* _Dataset records_
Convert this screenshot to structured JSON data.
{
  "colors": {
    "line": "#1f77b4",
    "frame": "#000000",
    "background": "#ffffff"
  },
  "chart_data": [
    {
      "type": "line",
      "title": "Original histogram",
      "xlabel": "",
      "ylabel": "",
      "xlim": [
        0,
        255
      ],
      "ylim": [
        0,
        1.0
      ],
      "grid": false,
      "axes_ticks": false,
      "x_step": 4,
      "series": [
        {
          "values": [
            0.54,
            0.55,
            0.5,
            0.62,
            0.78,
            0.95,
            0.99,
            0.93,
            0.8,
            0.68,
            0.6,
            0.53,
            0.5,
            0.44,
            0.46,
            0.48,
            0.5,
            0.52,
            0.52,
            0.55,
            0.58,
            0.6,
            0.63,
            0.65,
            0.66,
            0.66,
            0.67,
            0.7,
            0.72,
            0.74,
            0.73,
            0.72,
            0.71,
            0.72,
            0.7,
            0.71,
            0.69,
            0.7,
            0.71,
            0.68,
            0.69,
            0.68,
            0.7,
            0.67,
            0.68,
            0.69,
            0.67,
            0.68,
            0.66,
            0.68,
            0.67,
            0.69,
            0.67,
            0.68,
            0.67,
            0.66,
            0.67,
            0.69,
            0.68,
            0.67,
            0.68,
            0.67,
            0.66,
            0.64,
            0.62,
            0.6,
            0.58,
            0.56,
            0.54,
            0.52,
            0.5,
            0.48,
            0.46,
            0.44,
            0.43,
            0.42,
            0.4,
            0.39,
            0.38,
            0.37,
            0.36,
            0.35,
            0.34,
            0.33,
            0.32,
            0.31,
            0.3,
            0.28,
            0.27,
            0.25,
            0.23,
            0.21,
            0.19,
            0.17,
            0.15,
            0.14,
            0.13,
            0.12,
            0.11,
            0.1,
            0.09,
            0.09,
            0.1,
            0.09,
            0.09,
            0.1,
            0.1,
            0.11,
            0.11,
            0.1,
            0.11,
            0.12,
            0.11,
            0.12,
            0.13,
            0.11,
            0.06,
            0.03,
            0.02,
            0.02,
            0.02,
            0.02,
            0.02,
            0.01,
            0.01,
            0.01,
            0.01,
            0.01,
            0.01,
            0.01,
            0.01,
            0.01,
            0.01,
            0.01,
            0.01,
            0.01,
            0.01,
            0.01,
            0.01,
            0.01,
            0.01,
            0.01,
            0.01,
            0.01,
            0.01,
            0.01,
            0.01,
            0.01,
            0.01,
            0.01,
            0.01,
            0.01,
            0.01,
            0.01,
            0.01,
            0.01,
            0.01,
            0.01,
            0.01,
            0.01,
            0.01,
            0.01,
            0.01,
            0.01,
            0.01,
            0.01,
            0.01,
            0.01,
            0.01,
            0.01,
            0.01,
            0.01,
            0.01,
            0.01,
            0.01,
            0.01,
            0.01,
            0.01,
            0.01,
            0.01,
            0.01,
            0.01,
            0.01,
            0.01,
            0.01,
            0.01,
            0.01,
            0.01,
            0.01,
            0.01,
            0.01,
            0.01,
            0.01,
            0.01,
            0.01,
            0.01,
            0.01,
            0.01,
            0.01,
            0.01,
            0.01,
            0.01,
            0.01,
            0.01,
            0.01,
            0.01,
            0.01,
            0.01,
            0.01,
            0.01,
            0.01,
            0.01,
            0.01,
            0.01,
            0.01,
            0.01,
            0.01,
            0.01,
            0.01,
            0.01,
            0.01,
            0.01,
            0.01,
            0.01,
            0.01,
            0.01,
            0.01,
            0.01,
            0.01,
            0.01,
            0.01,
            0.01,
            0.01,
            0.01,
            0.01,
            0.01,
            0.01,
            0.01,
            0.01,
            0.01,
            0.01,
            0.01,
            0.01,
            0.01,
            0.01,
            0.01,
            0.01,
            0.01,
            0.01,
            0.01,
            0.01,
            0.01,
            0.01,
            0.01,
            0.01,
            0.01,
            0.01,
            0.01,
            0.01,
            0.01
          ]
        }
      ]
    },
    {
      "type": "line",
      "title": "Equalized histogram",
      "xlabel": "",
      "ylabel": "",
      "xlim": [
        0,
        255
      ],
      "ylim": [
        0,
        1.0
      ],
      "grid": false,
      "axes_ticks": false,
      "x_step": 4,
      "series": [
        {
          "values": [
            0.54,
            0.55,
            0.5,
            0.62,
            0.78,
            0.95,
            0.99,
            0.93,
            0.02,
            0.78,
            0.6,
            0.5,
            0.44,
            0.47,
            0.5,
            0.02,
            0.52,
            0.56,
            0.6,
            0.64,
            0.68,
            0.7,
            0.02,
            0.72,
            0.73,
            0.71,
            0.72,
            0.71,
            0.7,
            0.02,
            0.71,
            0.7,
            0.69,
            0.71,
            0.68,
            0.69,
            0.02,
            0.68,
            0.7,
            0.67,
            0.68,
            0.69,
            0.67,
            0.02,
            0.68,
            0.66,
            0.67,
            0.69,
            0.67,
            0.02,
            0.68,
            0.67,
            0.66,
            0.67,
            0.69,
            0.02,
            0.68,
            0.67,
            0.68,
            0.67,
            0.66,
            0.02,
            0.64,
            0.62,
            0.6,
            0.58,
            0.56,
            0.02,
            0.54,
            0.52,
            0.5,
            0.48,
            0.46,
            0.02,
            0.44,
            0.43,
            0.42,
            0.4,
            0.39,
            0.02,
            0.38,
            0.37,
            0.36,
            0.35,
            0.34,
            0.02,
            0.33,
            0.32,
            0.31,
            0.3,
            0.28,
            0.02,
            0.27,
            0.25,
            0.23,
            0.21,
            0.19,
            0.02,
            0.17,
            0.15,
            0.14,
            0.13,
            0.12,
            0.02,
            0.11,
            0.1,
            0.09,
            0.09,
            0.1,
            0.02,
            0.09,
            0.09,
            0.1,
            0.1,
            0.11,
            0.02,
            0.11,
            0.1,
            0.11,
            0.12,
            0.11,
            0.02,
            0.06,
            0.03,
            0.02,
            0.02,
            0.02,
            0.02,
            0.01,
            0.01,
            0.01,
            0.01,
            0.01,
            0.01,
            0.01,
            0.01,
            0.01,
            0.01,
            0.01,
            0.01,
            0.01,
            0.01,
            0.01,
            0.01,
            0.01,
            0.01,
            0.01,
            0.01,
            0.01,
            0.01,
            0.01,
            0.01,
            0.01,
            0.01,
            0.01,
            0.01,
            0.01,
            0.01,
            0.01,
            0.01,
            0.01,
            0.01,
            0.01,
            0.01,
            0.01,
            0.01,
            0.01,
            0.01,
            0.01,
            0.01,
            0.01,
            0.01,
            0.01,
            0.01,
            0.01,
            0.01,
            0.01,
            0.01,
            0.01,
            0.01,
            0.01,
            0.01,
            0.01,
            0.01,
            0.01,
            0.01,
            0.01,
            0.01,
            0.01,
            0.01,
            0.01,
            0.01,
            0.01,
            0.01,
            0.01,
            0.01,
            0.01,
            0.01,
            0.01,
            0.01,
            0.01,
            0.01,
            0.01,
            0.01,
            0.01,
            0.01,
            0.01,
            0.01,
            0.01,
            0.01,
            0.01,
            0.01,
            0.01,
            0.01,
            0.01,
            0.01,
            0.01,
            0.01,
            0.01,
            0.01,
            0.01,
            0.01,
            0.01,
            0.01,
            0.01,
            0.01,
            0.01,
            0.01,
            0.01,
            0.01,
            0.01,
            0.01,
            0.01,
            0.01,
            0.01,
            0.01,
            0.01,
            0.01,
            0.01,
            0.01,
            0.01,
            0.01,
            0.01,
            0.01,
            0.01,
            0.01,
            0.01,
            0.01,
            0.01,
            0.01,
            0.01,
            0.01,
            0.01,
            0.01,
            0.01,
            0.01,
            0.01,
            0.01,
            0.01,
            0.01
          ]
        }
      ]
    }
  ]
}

* _Problem to solve_
Collect every line above that contains the word "histogram".

* _Correct output_
      "title": "Original histogram",
      "title": "Equalized histogram",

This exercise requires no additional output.